_Task objective_
Reproduce the entries exactly and omit the pictures.

_Source information_

§

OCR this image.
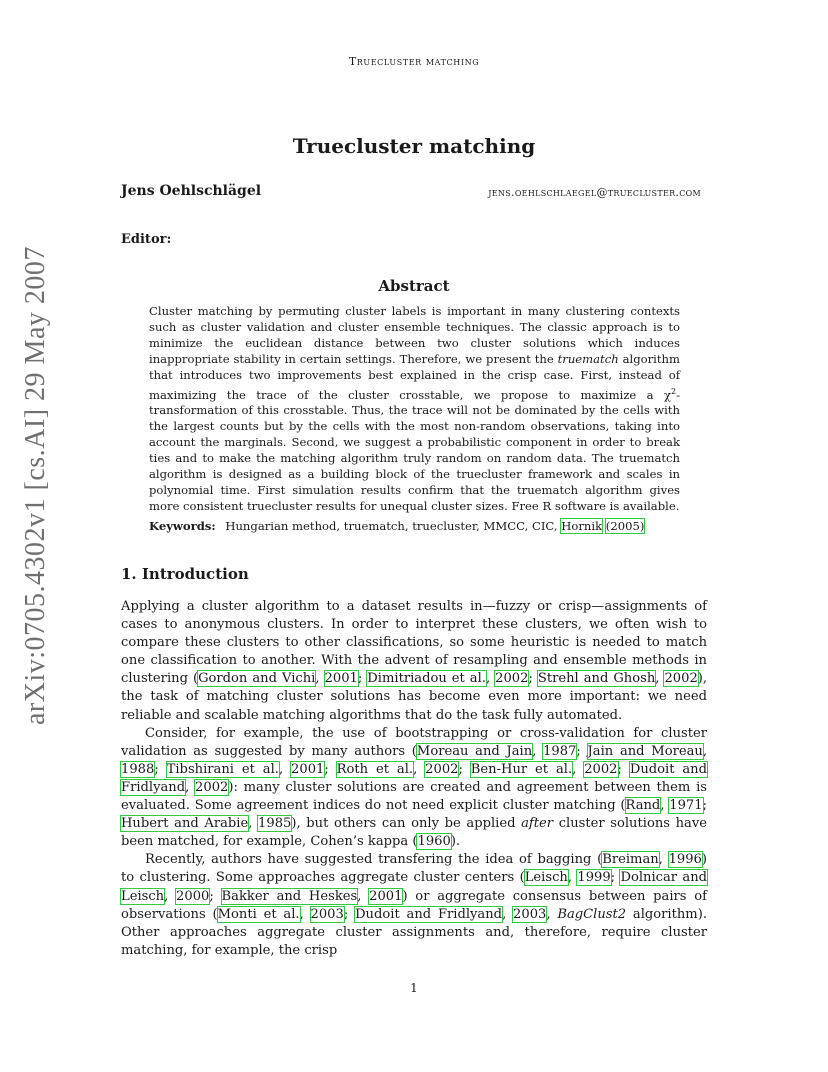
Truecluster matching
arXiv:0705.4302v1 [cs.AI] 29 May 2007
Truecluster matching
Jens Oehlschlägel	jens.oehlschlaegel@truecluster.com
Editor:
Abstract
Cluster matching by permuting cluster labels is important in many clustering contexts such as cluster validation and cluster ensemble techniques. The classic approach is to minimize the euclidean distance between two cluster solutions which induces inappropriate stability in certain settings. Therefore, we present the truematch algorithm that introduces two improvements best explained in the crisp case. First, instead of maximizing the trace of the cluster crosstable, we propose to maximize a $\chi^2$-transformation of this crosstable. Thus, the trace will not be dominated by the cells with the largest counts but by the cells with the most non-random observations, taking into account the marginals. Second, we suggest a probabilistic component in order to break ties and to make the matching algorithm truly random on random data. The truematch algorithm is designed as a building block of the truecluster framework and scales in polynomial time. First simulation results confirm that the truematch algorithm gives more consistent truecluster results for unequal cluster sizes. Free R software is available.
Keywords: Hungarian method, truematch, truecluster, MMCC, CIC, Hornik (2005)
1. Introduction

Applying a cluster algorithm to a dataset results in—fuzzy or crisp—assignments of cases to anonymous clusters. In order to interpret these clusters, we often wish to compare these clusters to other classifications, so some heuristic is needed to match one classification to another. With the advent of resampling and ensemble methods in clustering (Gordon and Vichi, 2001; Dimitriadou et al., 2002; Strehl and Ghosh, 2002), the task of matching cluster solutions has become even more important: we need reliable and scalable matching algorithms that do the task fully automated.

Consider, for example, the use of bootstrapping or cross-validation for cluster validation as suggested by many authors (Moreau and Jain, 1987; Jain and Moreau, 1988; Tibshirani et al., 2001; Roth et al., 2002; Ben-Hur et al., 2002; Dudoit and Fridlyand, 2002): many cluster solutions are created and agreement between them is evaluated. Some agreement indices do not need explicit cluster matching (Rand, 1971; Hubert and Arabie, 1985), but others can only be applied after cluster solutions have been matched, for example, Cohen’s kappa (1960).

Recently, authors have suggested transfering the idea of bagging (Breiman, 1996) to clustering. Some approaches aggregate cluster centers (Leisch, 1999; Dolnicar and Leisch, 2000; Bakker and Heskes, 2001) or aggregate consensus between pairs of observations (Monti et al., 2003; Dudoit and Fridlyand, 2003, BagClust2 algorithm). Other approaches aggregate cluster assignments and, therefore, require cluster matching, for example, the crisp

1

§

_Your solution_
OCR this image.
Truecluster matching
arXiv:0705.4302v1 [cs.AI] 29 May 2007
Truecluster matching
Jens Oehlschlägel	jens.oehlschlaegel@truecluster.com
Editor:
Abstract
Cluster matching by permuting cluster labels is important in many clustering contexts such as cluster validation and cluster ensemble techniques. The classic approach is to minimize the euclidean distance between two cluster solutions which induces inappropriate stability in certain settings. Therefore, we present the truematch algorithm that introduces two improvements best explained in the crisp case. First, instead of maximizing the trace of the cluster crosstable, we propose to maximize a $\chi^2$-transformation of this crosstable. Thus, the trace will not be dominated by the cells with the largest counts but by the cells with the most non-random observations, taking into account the marginals. Second, we suggest a probabilistic component in order to break ties and to make the matching algorithm truly random on random data. The truematch algorithm is designed as a building block of the truecluster framework and scales in polynomial time. First simulation results confirm that the truematch algorithm gives more consistent truecluster results for unequal cluster sizes. Free R software is available.
Keywords: Hungarian method, truematch, truecluster, MMCC, CIC, Hornik (2005)
1. Introduction

Applying a cluster algorithm to a dataset results in—fuzzy or crisp—assignments of cases to anonymous clusters. In order to interpret these clusters, we often wish to compare these clusters to other classifications, so some heuristic is needed to match one classification to another. With the advent of resampling and ensemble methods in clustering (Gordon and Vichi, 2001; Dimitriadou et al., 2002; Strehl and Ghosh, 2002), the task of matching cluster solutions has become even more important: we need reliable and scalable matching algorithms that do the task fully automated.

Consider, for example, the use of bootstrapping or cross-validation for cluster validation as suggested by many authors (Moreau and Jain, 1987; Jain and Moreau, 1988; Tibshirani et al., 2001; Roth et al., 2002; Ben-Hur et al., 2002; Dudoit and Fridlyand, 2002): many cluster solutions are created and agreement between them is evaluated. Some agreement indices do not need explicit cluster matching (Rand, 1971; Hubert and Arabie, 1985), but others can only be applied after cluster solutions have been matched, for example, Cohen’s kappa (1960).

Recently, authors have suggested transfering the idea of bagging (Breiman, 1996) to clustering. Some approaches aggregate cluster centers (Leisch, 1999; Dolnicar and Leisch, 2000; Bakker and Heskes, 2001) or aggregate consensus between pairs of observations (Monti et al., 2003; Dudoit and Fridlyand, 2003, BagClust2 algorithm). Other approaches aggregate cluster assignments and, therefore, require cluster matching, for example, the crisp

1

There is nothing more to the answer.